- **EXERCISE REQUIREMENTS**
Produce the listing below again, exactly as shown.

- **Stored items from a collection**
┏━━
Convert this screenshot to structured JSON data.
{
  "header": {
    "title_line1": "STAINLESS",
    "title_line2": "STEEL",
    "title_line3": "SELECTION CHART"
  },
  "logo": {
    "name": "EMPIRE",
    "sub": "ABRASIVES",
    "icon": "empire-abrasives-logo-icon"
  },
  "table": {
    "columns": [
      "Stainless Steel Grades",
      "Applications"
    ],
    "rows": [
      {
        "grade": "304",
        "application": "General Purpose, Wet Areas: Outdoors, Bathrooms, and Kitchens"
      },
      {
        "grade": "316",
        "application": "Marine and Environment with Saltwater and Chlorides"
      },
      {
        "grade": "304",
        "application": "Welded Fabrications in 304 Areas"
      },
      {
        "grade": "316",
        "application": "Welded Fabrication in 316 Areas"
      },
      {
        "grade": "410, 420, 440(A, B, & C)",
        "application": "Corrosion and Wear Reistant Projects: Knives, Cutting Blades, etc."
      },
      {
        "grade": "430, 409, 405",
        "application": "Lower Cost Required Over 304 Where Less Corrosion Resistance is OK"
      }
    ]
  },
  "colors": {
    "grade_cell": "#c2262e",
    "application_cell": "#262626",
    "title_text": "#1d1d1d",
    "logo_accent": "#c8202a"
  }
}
┗━━
- **THE REPLY**
Convert this screenshot to structured JSON data.
{
  "header": {
    "title_line1": "STAINLESS",
    "title_line2": "STEEL",
    "title_line3": "SELECTION CHART"
  },
  "logo": {
    "name": "EMPIRE",
    "sub": "ABRASIVES",
    "icon": "empire-abrasives-logo-icon"
  },
  "table": {
    "columns": [
      "Stainless Steel Grades",
      "Applications"
    ],
    "rows": [
      {
        "grade": "304",
        "application": "General Purpose, Wet Areas: Outdoors, Bathrooms, and Kitchens"
      },
      {
        "grade": "316",
        "application": "Marine and Environment with Saltwater and Chlorides"
      },
      {
        "grade": "304",
        "application": "Welded Fabrications in 304 Areas"
      },
      {
        "grade": "316",
        "application": "Welded Fabrication in 316 Areas"
      },
      {
        "grade": "410, 420, 440(A, B, & C)",
        "application": "Corrosion and Wear Reistant Projects: Knives, Cutting Blades, etc."
      },
      {
        "grade": "430, 409, 405",
        "application": "Lower Cost Required Over 304 Where Less Corrosion Resistance is OK"
      }
    ]
  },
  "colors": {
    "grade_cell": "#c2262e",
    "application_cell": "#262626",
    "title_text": "#1d1d1d",
    "logo_accent": "#c8202a"
  }
}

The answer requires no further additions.